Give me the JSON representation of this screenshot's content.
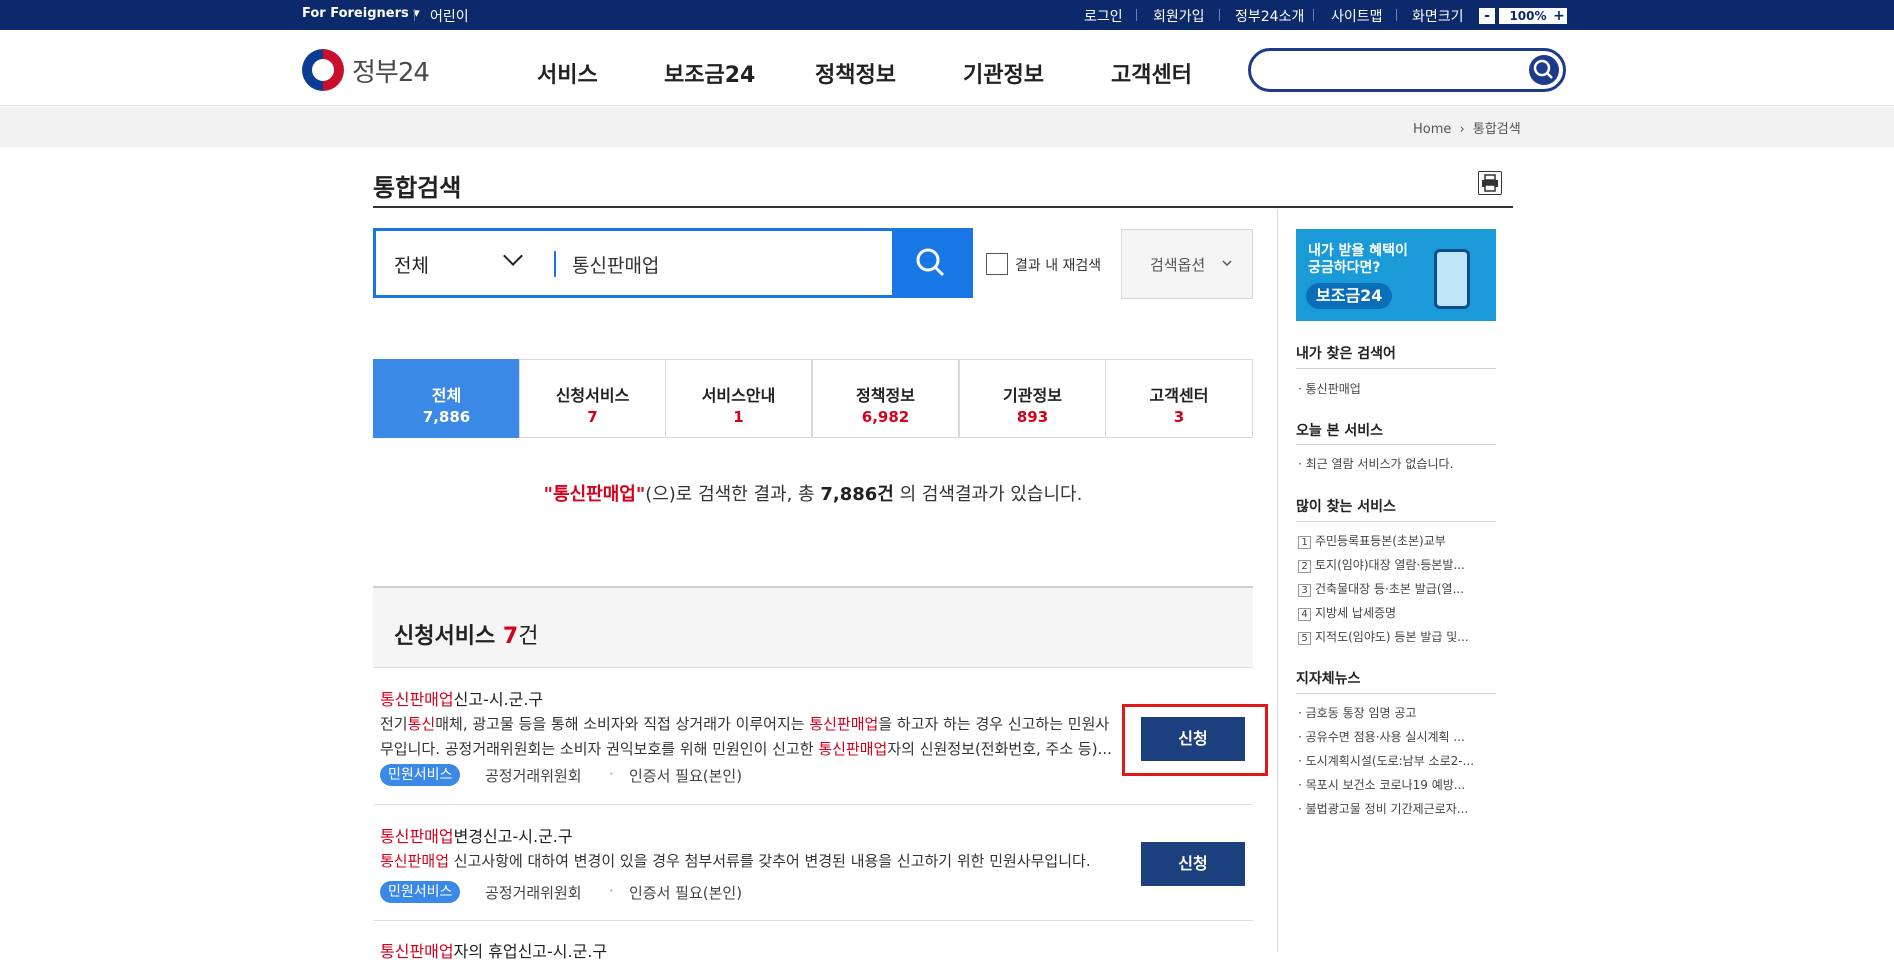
{
  "util": {
    "foreigners": "For Foreigners ▾",
    "kids": "어린이",
    "login": "로그인",
    "join": "회원가입",
    "about": "정부24소개",
    "sitemap": "사이트맵",
    "zoom_label": "화면크기",
    "zoom_minus": "-",
    "zoom_value": "100%",
    "zoom_plus": "+"
  },
  "header": {
    "logo": "정부24",
    "nav": [
      "서비스",
      "보조금24",
      "정책정보",
      "기관정보",
      "고객센터"
    ]
  },
  "breadcrumb": {
    "home": "Home",
    "sep": "›",
    "current": "통합검색"
  },
  "page": {
    "title": "통합검색"
  },
  "search": {
    "category": "전체",
    "query": "통신판매업",
    "recheck": "결과 내 재검색",
    "options": "검색옵션"
  },
  "tabs": [
    {
      "label": "전체",
      "count": "7,886"
    },
    {
      "label": "신청서비스",
      "count": "7"
    },
    {
      "label": "서비스안내",
      "count": "1"
    },
    {
      "label": "정책정보",
      "count": "6,982"
    },
    {
      "label": "기관정보",
      "count": "893"
    },
    {
      "label": "고객센터",
      "count": "3"
    }
  ],
  "summary": {
    "keyword": "\"통신판매업\"",
    "mid": "(으)로 검색한 결과, 총 ",
    "total": "7,886건",
    "tail": " 의 검색결과가 있습니다."
  },
  "section": {
    "title": "신청서비스 ",
    "count": "7",
    "unit": "건"
  },
  "results": [
    {
      "title_hl": "통신판매업",
      "title_rest": "신고-시.군.구",
      "desc_line1_a": "전기",
      "desc_line1_hl1": "통신",
      "desc_line1_b": "매체, 광고물 등을 통해 소비자와 직접 상거래가 이루어지는 ",
      "desc_line1_hl2": "통신판매업",
      "desc_line1_c": "을 하고자 하는 경우 신고하는 민원사",
      "desc_line2_a": "무입니다. 공정거래위원회는 소비자 권익보호를 위해 민원인이 신고한 ",
      "desc_line2_hl": "통신판매업",
      "desc_line2_b": "자의 신원정보(전화번호, 주소 등)...",
      "badge": "민원서비스",
      "agency": "공정거래위원회",
      "cert": "인증서 필요(본인)",
      "button": "신청"
    },
    {
      "title_hl": "통신판매업",
      "title_rest": "변경신고-시.군.구",
      "desc_hl": "통신판매업",
      "desc_rest": " 신고사항에 대하여 변경이 있을 경우 첨부서류를 갖추어 변경된 내용을 신고하기 위한 민원사무입니다.",
      "badge": "민원서비스",
      "agency": "공정거래위원회",
      "cert": "인증서 필요(본인)",
      "button": "신청"
    },
    {
      "title_hl": "통신판매업",
      "title_rest": "자의 휴업신고-시.군.구"
    }
  ],
  "rail": {
    "banner_line1": "내가 받을 혜택이",
    "banner_line2": "궁금하다면?",
    "banner_pill": "보조금24",
    "my_searches_title": "내가 찾은 검색어",
    "my_searches": [
      "통신판매업"
    ],
    "today_title": "오늘 본 서비스",
    "today_empty": "최근 열람 서비스가 없습니다.",
    "popular_title": "많이 찾는 서비스",
    "popular": [
      "주민등록표등본(초본)교부",
      "토지(임야)대장 열람·등본발...",
      "건축물대장 등·초본 발급(열...",
      "지방세 납세증명",
      "지적도(임야도) 등본 발급 및..."
    ],
    "news_title": "지자체뉴스",
    "news": [
      "금호동 통장 임명 공고",
      "공유수면 점용·사용 실시계획 ...",
      "도시계획시설(도로:남부 소로2-...",
      "목포시 보건소 코로나19 예방...",
      "불법광고물 정비 기간제근로자..."
    ]
  }
}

--- --- ---

#### WORK REQUIRED:
Filter the entries and copy out every line with the word "count".

#### ANSWER TO THIS TASK:
      "count": "7,886"
      "count": "7"
      "count": "1"
      "count": "6,982"
      "count": "893"
      "count": "3"
    "count": "7",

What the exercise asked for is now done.